### [Exercise aim]
Collect the lines of the entries where "mail" shows up.
═══ Data excerpts
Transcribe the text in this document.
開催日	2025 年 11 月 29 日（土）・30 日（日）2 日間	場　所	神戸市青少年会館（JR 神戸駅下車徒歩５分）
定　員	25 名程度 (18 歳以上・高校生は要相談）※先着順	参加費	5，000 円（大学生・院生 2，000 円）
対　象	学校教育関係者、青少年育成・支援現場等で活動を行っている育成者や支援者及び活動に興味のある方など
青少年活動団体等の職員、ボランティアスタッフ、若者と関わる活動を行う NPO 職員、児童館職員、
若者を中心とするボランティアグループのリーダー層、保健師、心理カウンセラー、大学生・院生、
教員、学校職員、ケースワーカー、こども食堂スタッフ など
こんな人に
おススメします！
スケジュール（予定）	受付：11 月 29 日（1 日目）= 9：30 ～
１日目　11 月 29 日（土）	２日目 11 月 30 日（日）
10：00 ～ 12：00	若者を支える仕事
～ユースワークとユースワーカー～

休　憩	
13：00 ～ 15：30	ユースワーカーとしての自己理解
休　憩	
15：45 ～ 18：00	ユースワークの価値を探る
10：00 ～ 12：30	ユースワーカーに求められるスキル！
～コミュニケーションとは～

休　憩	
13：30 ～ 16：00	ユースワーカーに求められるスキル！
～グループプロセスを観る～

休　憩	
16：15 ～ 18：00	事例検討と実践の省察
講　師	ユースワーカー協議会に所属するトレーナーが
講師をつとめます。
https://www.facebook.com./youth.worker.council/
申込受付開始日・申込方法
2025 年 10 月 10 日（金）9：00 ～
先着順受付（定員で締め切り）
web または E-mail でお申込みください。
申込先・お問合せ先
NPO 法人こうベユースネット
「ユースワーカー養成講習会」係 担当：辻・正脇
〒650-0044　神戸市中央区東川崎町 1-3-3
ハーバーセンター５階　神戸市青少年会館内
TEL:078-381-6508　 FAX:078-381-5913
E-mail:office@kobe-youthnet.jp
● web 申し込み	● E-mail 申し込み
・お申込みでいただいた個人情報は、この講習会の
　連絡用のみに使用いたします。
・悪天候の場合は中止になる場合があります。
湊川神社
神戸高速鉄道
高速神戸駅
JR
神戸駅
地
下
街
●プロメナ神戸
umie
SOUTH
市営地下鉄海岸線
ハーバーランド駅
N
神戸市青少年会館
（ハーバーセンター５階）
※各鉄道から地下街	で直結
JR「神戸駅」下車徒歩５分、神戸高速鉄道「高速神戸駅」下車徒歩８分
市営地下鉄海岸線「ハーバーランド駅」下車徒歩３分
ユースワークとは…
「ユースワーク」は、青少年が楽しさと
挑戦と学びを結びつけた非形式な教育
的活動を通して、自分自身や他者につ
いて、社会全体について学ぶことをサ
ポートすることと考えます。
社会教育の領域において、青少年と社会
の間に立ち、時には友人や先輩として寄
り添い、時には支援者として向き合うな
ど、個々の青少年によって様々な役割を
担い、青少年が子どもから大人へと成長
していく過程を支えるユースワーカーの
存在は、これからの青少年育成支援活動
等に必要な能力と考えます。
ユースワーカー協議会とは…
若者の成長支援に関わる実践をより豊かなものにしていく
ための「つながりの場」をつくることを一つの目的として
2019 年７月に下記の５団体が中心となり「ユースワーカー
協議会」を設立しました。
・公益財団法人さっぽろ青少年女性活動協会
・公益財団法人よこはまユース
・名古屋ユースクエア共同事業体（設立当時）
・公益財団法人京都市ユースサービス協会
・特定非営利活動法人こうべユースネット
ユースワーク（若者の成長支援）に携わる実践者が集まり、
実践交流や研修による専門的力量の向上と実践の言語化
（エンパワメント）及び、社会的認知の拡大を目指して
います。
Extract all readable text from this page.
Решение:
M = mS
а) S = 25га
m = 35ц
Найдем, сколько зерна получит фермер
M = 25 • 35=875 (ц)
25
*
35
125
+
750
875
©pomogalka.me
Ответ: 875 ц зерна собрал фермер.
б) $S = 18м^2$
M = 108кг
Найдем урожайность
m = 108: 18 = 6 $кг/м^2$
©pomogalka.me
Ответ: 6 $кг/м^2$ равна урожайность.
══════
### [Answer for the task]
web または E-mail でお申込みください。
E-mail:office@kobe-youthnet.jp
● web 申し込み	● E-mail 申し込み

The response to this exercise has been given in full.